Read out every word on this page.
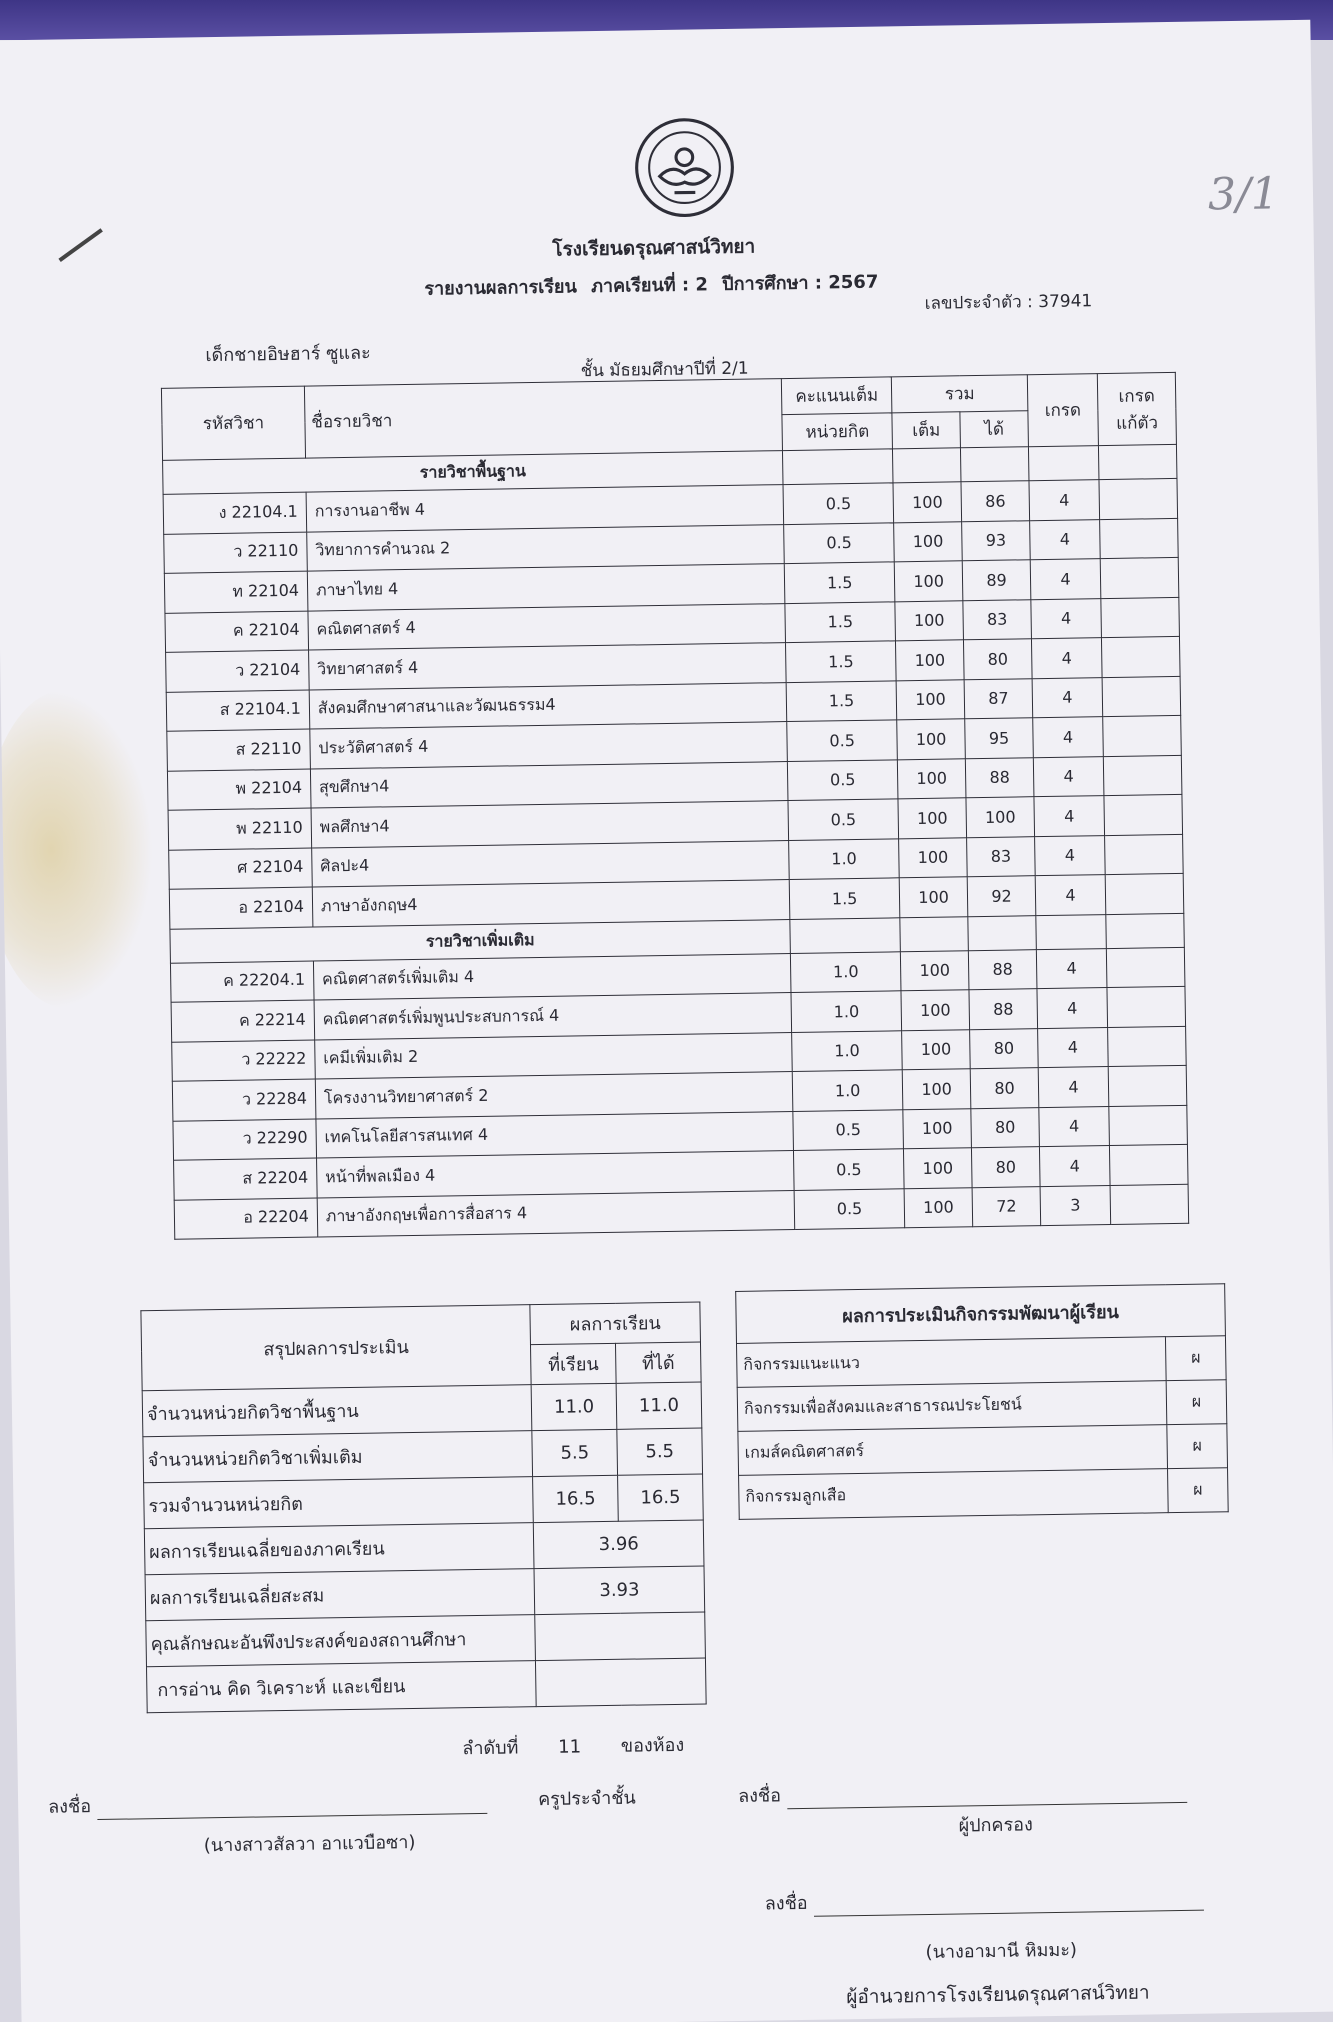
3/1
โรงเรียนดรุณศาสน์วิทยา
รายงานผลการเรียน ภาคเรียนที่ : 2 ปีการศึกษา : 2567
เลขประจำตัว : 37941
เด็กชายอิษฮาร์ ซูและ
ชั้น มัธยมศึกษาปีที่ 2/1
รหัสวิชา	ชื่อรายวิชา	คะแนนเต็ม	รวม		เกรด	เกรด แก้ตัว
		หน่วยกิต	เต็ม	ได้		
รายวิชาพื้นฐาน						
ง 22104.1	การงานอาชีพ 4	0.5	100	86	4	
ว 22110	วิทยาการคำนวณ 2	0.5	100	93	4	
ท 22104	ภาษาไทย 4	1.5	100	89	4	
ค 22104	คณิตศาสตร์ 4	1.5	100	83	4	
ว 22104	วิทยาศาสตร์ 4	1.5	100	80	4	
ส 22104.1	สังคมศึกษาศาสนาและวัฒนธรรม4	1.5	100	87	4	
ส 22110	ประวัติศาสตร์ 4	0.5	100	95	4	
พ 22104	สุขศึกษา4	0.5	100	88	4	
พ 22110	พลศึกษา4	0.5	100	100	4	
ศ 22104	ศิลปะ4	1.0	100	83	4	
อ 22104	ภาษาอังกฤษ4	1.5	100	92	4	
รายวิชาเพิ่มเติม						
ค 22204.1	คณิตศาสตร์เพิ่มเติม 4	1.0	100	88	4	
ค 22214	คณิตศาสตร์เพิ่มพูนประสบการณ์ 4	1.0	100	88	4	
ว 22222	เคมีเพิ่มเติม 2	1.0	100	80	4	
ว 22284	โครงงานวิทยาศาสตร์ 2	1.0	100	80	4	
ว 22290	เทคโนโลยีสารสนเทศ 4	0.5	100	80	4	
ส 22204	หน้าที่พลเมือง 4	0.5	100	80	4	
อ 22204	ภาษาอังกฤษเพื่อการสื่อสาร 4	0.5	100	72	3	
สรุปผลการประเมิน	ผลการเรียน	
	ที่เรียน	ที่ได้
จำนวนหน่วยกิตวิชาพื้นฐาน	11.0	11.0
จำนวนหน่วยกิตวิชาเพิ่มเติม	5.5	5.5
รวมจำนวนหน่วยกิต	16.5	16.5
ผลการเรียนเฉลี่ยของภาคเรียน	3.96	
ผลการเรียนเฉลี่ยสะสม	3.93	
คุณลักษณะอันพึงประสงค์ของสถานศึกษา		
การอ่าน คิด วิเคราะห์ และเขียน		
ผลการประเมินกิจกรรมพัฒนาผู้เรียน	
กิจกรรมแนะแนว	ผ
กิจกรรมเพื่อสังคมและสาธารณประโยชน์	ผ
เกมส์คณิตศาสตร์	ผ
กิจกรรมลูกเสือ	ผ
ลำดับที่ 11 ของห้อง
ลงชื่อ	ครูประจำชั้น
(นางสาวสัลวา อาแวบือซา)
ลงชื่อ
ผู้ปกครอง
ลงชื่อ
(นางอามานี หิมมะ)
ผู้อำนวยการโรงเรียนดรุณศาสน์วิทยา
========
Instructions for the task - Take the listing and print it again exactly, but without any pictures.

Answer to the problem -
Read out every word on this page.
3/1
โรงเรียนดรุณศาสน์วิทยา
รายงานผลการเรียน ภาคเรียนที่ : 2 ปีการศึกษา : 2567
เลขประจำตัว : 37941
เด็กชายอิษฮาร์ ซูและ
ชั้น มัธยมศึกษาปีที่ 2/1
รหัสวิชา	ชื่อรายวิชา	คะแนนเต็ม	รวม		เกรด	เกรด แก้ตัว
		หน่วยกิต	เต็ม	ได้		
รายวิชาพื้นฐาน						
ง 22104.1	การงานอาชีพ 4	0.5	100	86	4	
ว 22110	วิทยาการคำนวณ 2	0.5	100	93	4	
ท 22104	ภาษาไทย 4	1.5	100	89	4	
ค 22104	คณิตศาสตร์ 4	1.5	100	83	4	
ว 22104	วิทยาศาสตร์ 4	1.5	100	80	4	
ส 22104.1	สังคมศึกษาศาสนาและวัฒนธรรม4	1.5	100	87	4	
ส 22110	ประวัติศาสตร์ 4	0.5	100	95	4	
พ 22104	สุขศึกษา4	0.5	100	88	4	
พ 22110	พลศึกษา4	0.5	100	100	4	
ศ 22104	ศิลปะ4	1.0	100	83	4	
อ 22104	ภาษาอังกฤษ4	1.5	100	92	4	
รายวิชาเพิ่มเติม						
ค 22204.1	คณิตศาสตร์เพิ่มเติม 4	1.0	100	88	4	
ค 22214	คณิตศาสตร์เพิ่มพูนประสบการณ์ 4	1.0	100	88	4	
ว 22222	เคมีเพิ่มเติม 2	1.0	100	80	4	
ว 22284	โครงงานวิทยาศาสตร์ 2	1.0	100	80	4	
ว 22290	เทคโนโลยีสารสนเทศ 4	0.5	100	80	4	
ส 22204	หน้าที่พลเมือง 4	0.5	100	80	4	
อ 22204	ภาษาอังกฤษเพื่อการสื่อสาร 4	0.5	100	72	3	
สรุปผลการประเมิน	ผลการเรียน	
	ที่เรียน	ที่ได้
จำนวนหน่วยกิตวิชาพื้นฐาน	11.0	11.0
จำนวนหน่วยกิตวิชาเพิ่มเติม	5.5	5.5
รวมจำนวนหน่วยกิต	16.5	16.5
ผลการเรียนเฉลี่ยของภาคเรียน	3.96	
ผลการเรียนเฉลี่ยสะสม	3.93	
คุณลักษณะอันพึงประสงค์ของสถานศึกษา		
การอ่าน คิด วิเคราะห์ และเขียน		
ผลการประเมินกิจกรรมพัฒนาผู้เรียน	
กิจกรรมแนะแนว	ผ
กิจกรรมเพื่อสังคมและสาธารณประโยชน์	ผ
เกมส์คณิตศาสตร์	ผ
กิจกรรมลูกเสือ	ผ
ลำดับที่ 11 ของห้อง
ลงชื่อ	ครูประจำชั้น
(นางสาวสัลวา อาแวบือซา)
ลงชื่อ
ผู้ปกครอง
ลงชื่อ
(นางอามานี หิมมะ)
ผู้อำนวยการโรงเรียนดรุณศาสน์วิทยา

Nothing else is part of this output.